_Document_

2. A reactive power (KVAR) compensator for compensating leading or
lagging KVAR in alternating current (AC) distribution systems, the
KVAR compensator comprising: a first unipolar paths, comprising: a
first half-bridge, comprising a first and a second rectifiers
connected in series with a first and a second independently
controllable unipolar switches respectively, a first power
inductor, and a first current transformer for generating a first
power inductor current direction data signal indicating the first
power inductor current direction; a second unipolar paths,
comprising: a second half-bridge, comprising a third and a forth
rectifiers connected in series with a third and a forth
independently controllable unipolar switches respectively, a second
power inductor, and a second current transformer for generating a
second power inductor current direction data signal indicating the
second power inductor current direction; an output capacitor with a
fixed capacitance or an output inductor with a fixed inductance;
and a control circuitry for receiving an AC input voltage signal,
an AC output voltage signal, the first power inductor current
direction data signal, and the second power inductor current
direction data signal, measuring a KVAR value, and setting a
variable gain to generate an apparent impedance across the AC input
for compensating the KVAR.
3. A reactive power (KVAR) compensator for compensating leading or
lagging KVAR in alternating current (AC) distribution systems, the
KVAR compensator comprising: a first unipolar paths, comprising: a
first half-bridge, comprising a first and a second unipolar
switching devices, a first power inductor, and a first current
transformer for generating a first power inductor current direction
data signal indicating the first power inductor current direction;
a second unipolar paths, comprising: a second half-bridge,
comprising a third and a forth unipolar switching devices, a second
power inductor, and a second current transformer for generating a
second power inductor current direction data signal indicating the
second power inductor current direction; an output capacitor with a
fixed capacitance or an output inductor with a fixed inductance;
and a control circuitry for receiving an AC input voltage signal,
an AC output voltage signal, the first power inductor current
direction data signal, and the second power inductor current
direction data signal, measuring a KVAR value, and setting a
variable gain to generate an apparent impedance across the AC input
for compensating the KVAR.

[Records of where elements appear]

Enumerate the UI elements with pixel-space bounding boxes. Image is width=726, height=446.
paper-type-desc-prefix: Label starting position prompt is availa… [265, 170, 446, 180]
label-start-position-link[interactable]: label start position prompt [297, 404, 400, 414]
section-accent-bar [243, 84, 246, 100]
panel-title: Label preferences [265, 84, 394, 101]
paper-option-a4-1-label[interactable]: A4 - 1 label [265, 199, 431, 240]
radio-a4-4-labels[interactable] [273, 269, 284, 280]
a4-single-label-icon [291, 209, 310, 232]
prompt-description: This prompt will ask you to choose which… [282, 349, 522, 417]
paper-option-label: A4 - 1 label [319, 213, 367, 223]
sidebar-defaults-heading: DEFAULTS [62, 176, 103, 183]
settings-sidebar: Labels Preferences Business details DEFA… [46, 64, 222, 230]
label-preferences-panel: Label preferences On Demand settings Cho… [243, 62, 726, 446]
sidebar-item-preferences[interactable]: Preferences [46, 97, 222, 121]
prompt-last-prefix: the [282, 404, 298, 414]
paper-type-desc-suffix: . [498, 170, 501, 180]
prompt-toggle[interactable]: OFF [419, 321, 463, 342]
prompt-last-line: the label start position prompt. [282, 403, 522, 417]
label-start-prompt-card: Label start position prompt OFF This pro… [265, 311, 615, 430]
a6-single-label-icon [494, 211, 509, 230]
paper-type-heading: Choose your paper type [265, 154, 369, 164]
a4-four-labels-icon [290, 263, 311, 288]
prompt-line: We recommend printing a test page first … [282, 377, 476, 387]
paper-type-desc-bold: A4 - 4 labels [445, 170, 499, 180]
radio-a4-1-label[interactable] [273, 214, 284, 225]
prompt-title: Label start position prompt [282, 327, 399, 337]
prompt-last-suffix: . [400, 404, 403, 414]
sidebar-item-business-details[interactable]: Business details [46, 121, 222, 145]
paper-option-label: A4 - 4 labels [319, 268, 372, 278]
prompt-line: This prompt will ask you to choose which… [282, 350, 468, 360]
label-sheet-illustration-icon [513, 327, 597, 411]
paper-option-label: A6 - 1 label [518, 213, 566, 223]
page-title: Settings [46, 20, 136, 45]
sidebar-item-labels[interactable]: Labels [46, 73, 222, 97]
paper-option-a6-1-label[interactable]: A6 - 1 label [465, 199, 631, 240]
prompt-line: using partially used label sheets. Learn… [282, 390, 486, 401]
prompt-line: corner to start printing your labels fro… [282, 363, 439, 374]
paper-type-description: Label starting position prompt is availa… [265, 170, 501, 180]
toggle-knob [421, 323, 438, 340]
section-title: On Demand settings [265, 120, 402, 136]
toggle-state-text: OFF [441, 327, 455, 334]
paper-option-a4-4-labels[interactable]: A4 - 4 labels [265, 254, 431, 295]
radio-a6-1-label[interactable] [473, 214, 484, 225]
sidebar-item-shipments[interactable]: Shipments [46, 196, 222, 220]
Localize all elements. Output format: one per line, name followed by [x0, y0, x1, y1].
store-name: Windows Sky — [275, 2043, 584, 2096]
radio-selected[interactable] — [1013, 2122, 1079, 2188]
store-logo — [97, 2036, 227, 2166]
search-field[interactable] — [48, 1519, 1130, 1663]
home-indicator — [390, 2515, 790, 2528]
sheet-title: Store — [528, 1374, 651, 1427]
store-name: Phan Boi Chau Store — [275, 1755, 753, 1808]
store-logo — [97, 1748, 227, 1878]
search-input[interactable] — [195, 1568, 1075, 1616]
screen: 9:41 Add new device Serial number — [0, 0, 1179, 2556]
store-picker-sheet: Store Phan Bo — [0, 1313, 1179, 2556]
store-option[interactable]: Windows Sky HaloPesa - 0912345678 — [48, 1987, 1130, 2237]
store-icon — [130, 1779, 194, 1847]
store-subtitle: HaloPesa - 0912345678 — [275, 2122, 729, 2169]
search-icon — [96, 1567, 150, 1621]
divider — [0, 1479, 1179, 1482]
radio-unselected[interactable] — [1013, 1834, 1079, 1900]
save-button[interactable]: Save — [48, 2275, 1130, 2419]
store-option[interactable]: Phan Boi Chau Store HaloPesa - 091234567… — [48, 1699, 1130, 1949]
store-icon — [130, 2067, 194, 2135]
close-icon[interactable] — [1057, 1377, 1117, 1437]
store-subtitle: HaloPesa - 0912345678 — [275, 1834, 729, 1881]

_Stated goal A_
Answer these questions about the compensator claims:
(i) In claim 2, what is each rectifier of the first half-bridge connected in series with?
(ii) In claim 3, what switching components make up the first half-bridge?
(iii) Besides setting a variable gain, what does the control circuitry measure?
_Stated goal B_
Translate this sentence from the compensator claims into Spanish: "A reactive power (KVAR) compensator for compensating leading or lagging KVAR in alternating current (AC) distribution systems, the KVAR compensator comprising: a first unipolar paths, comprising: a first half-bridge, comprising a first and a second unipolar switching devices, a first power inductor, and a first current transformer for generating a first power inductor current direction data signal indicating the first power inductor current direction; a second unipolar paths, comprising: a second half-bridge, comprising a third and a forth unipolar switching devices, a second power inductor, and a second current transformer for generating a second power inductor current direction data signal indicating the second power inductor current direction; an output capacitor with a fixed capacitance or an output inductor with a fixed inductance; and a control circuitry for receiving an AC input voltage signal, an AC output voltage signal, the first power inductor current direction data signal, and the second power inductor current direction data signal, measuring a KVAR value, and setting a variable gain to generate an apparent impedance across the AC input for compensating the KVAR."

_Exercise response A_
(i) An independently controllable unipolar switch: the first and second rectifiers connect to the first and second switches, respectively.
(ii) A first and a second unipolar switching device.
(iii) A KVAR value.

_Exercise response B_
Un compensador de potencia reactiva (KVAR) para compensar KVAR en adelanto o en retraso en sistemas de distribución de corriente alterna (CA), comprendiendo el compensador de KVAR: una primera trayectoria unipolar, que comprende: un primer medio puente, que comprende un primer y un segundo dispositivos de conmutación unipolares, un primer inductor de potencia y un primer transformador de corriente para generar una primera señal de datos de dirección de la corriente del inductor de potencia que indica la dirección de la corriente del primer inductor de potencia; una segunda trayectoria unipolar, que comprende: un segundo medio puente, que comprende un tercer y un cuarto dispositivos de conmutación unipolares, un segundo inductor de potencia y un segundo transformador de corriente para generar una segunda señal de datos de dirección de la corriente del inductor de potencia que indica la dirección de la corriente del segundo inductor de potencia; un condensador de salida con una capacitancia fija o un inductor de salida con una inductancia fija; y un circuito de control para recibir una señal de tensión de entrada de CA, una señal de tensión de salida de CA, la primera señal de datos de dirección de la corriente del inductor de potencia y la segunda señal de datos de dirección de la corriente del inductor de potencia, medir un valor de KVAR y ajustar una ganancia variable para generar una impedancia aparente a través de la entrada de CA para compensar los KVAR.